--- Exercise ---
Tally the lines containing the word "ἐργαλεῖα", and report the tally alone.
··· Records to process ···
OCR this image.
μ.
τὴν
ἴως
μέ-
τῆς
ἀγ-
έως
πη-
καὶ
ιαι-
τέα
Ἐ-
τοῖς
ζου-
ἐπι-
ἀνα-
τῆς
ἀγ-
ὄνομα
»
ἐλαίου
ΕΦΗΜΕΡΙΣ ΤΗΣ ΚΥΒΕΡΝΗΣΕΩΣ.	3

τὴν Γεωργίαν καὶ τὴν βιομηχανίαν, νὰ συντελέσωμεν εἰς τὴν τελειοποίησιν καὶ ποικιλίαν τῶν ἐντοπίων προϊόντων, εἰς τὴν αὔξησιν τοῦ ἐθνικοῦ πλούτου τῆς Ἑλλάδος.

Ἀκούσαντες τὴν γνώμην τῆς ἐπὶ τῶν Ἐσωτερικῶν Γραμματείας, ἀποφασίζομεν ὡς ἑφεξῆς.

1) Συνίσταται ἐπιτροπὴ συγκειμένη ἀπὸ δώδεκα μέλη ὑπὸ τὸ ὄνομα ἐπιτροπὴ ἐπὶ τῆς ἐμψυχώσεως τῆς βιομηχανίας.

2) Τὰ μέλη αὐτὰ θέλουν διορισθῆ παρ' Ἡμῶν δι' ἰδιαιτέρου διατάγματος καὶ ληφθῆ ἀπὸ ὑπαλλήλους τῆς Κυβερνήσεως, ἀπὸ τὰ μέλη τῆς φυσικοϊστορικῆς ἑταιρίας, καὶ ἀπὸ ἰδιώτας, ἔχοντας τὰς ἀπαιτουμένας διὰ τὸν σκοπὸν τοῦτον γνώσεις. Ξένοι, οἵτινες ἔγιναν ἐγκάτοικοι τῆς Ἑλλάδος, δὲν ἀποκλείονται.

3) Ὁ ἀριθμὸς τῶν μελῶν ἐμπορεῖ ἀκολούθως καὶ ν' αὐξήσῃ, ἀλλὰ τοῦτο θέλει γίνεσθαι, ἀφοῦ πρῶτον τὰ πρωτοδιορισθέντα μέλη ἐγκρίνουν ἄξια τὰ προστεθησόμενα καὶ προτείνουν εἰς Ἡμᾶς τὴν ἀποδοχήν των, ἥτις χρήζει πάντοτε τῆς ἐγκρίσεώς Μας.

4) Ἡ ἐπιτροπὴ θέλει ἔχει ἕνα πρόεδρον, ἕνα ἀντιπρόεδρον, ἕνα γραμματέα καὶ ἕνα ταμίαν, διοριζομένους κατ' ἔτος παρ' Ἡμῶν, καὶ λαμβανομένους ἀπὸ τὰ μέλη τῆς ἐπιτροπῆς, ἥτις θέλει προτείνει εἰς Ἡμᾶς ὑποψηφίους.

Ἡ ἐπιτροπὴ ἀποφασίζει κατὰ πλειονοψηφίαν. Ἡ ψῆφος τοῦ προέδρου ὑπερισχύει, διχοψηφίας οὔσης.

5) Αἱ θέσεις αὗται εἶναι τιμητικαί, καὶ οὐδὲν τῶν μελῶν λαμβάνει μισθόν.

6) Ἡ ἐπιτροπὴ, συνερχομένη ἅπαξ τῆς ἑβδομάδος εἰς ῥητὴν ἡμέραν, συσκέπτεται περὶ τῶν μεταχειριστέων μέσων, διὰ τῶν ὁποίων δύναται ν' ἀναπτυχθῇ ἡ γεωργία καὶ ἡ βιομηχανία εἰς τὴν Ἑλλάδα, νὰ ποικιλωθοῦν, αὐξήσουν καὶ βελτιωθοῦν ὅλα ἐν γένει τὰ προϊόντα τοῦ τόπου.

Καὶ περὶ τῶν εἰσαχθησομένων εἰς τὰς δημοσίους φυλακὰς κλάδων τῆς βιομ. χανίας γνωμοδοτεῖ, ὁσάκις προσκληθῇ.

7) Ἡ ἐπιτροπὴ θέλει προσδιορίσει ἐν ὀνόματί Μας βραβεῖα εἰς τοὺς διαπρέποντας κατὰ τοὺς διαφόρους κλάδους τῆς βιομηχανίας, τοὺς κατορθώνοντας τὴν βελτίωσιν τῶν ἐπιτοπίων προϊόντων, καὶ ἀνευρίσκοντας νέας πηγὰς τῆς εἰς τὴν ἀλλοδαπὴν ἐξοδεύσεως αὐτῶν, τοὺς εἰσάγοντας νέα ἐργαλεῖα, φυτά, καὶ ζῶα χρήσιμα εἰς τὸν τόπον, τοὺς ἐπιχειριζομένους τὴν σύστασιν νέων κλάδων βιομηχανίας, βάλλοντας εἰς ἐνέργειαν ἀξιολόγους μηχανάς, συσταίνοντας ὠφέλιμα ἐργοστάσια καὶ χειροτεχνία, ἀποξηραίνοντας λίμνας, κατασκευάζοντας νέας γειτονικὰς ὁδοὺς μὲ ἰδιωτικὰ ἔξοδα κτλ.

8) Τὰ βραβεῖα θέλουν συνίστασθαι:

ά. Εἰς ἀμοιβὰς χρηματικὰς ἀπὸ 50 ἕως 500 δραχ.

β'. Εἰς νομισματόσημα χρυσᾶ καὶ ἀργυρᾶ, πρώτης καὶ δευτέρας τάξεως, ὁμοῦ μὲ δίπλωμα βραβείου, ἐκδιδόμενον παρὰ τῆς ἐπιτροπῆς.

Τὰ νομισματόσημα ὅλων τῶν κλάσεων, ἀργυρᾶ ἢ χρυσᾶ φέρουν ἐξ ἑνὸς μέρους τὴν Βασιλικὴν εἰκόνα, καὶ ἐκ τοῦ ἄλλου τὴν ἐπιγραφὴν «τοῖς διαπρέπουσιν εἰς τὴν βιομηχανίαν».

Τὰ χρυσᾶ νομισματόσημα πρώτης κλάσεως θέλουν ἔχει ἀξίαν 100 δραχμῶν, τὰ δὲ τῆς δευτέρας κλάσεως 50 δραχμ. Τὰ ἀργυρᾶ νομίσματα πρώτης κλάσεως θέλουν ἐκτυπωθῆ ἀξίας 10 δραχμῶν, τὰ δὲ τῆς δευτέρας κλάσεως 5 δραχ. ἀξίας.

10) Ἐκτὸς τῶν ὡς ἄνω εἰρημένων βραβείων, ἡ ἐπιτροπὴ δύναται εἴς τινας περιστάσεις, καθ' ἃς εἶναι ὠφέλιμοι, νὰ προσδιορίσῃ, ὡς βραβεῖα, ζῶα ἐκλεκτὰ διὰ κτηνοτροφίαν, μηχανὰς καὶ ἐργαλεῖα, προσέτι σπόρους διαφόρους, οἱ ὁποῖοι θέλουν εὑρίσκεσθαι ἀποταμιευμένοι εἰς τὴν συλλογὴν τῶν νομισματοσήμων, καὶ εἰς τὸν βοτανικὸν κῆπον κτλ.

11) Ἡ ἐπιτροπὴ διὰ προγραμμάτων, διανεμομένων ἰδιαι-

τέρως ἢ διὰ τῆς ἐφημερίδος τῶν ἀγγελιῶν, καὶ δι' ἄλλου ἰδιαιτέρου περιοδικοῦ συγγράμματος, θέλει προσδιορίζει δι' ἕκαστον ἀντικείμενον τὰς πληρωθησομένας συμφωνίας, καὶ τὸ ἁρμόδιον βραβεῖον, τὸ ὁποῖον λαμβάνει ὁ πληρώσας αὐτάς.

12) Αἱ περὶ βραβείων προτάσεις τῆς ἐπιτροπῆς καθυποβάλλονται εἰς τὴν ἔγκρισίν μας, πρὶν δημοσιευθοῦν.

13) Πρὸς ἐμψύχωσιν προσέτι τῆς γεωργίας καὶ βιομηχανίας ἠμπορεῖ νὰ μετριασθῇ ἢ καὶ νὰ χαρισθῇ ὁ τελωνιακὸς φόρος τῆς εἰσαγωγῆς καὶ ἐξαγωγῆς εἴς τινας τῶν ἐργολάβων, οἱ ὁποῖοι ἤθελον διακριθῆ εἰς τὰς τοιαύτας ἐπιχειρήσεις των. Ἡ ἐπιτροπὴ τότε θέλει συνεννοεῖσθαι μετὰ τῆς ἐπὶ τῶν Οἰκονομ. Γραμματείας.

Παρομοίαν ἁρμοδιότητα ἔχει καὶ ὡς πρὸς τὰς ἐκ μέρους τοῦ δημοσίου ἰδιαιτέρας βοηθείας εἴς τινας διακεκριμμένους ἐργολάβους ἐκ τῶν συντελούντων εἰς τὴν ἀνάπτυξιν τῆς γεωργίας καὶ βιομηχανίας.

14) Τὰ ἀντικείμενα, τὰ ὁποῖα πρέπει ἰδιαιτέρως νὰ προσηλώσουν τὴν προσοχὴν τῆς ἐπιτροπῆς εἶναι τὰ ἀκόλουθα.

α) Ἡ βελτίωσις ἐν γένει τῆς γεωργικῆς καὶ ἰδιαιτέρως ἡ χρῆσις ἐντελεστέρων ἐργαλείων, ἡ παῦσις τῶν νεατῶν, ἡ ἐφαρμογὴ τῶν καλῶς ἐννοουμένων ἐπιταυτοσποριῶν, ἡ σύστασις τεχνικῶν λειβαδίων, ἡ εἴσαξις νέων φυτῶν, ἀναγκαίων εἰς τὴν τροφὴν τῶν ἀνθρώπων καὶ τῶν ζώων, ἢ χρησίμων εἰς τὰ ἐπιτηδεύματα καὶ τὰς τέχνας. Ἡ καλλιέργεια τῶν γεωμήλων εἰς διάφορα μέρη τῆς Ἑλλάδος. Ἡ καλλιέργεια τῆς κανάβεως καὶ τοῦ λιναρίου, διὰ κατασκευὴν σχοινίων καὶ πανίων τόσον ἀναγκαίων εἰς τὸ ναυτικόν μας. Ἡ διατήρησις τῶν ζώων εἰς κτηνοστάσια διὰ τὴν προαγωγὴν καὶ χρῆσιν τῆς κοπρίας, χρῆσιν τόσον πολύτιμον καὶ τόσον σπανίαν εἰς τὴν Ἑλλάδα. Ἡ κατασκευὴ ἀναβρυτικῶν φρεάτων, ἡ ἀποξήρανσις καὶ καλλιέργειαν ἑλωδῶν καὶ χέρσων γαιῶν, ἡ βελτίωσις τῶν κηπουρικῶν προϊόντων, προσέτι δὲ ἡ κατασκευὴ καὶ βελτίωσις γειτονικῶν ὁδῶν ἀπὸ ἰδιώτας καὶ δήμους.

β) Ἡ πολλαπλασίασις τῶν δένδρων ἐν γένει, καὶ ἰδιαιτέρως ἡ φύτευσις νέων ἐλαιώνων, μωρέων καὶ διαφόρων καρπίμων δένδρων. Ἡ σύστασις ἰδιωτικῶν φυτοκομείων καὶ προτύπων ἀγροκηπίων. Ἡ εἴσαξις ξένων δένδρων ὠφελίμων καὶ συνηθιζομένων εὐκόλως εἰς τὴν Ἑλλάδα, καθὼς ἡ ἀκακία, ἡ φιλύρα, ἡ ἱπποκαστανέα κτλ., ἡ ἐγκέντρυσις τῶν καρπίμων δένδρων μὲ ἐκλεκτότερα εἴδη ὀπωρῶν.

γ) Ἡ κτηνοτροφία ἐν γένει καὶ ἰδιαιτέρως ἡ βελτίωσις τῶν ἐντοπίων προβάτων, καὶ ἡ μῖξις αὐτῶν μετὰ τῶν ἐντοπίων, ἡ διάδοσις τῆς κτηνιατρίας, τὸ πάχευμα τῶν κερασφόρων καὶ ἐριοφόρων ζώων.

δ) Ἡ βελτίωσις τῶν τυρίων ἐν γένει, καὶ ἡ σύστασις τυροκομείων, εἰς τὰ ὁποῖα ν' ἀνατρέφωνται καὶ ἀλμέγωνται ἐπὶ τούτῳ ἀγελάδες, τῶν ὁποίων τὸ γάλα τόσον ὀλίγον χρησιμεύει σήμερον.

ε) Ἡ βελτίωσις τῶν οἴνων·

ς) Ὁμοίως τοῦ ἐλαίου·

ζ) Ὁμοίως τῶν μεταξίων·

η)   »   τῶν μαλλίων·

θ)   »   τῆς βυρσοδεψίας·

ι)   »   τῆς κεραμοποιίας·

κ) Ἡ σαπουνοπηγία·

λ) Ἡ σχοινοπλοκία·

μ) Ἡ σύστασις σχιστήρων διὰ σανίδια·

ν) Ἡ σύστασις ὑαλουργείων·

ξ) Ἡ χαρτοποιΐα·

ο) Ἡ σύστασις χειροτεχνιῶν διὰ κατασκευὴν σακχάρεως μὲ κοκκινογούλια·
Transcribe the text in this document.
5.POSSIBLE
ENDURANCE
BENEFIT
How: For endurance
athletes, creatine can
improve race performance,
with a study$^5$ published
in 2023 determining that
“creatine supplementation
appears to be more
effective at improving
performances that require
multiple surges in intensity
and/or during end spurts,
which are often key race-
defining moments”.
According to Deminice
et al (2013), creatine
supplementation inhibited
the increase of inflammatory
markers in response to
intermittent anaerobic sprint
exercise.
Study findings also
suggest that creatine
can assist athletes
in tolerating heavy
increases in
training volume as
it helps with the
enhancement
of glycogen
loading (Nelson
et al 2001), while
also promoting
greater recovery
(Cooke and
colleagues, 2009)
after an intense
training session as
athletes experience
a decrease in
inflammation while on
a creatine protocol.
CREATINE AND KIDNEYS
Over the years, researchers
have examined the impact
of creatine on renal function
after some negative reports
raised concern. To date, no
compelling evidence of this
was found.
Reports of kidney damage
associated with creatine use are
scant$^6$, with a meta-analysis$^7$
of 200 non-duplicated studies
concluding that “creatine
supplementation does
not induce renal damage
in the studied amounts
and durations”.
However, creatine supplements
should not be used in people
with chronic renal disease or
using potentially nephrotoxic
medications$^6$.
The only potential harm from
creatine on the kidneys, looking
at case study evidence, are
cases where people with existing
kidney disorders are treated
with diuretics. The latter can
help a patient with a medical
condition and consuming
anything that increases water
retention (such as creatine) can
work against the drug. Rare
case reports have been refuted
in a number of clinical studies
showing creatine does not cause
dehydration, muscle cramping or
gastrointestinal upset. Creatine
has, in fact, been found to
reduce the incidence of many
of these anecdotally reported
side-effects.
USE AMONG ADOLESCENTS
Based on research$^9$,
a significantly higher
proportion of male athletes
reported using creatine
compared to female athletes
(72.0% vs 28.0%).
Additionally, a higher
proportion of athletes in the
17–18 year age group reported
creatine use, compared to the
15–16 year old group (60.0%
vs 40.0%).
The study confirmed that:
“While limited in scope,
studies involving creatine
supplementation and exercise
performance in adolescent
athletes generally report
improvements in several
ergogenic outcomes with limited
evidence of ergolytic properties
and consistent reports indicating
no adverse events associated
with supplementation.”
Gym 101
···
--- Correct response ---
2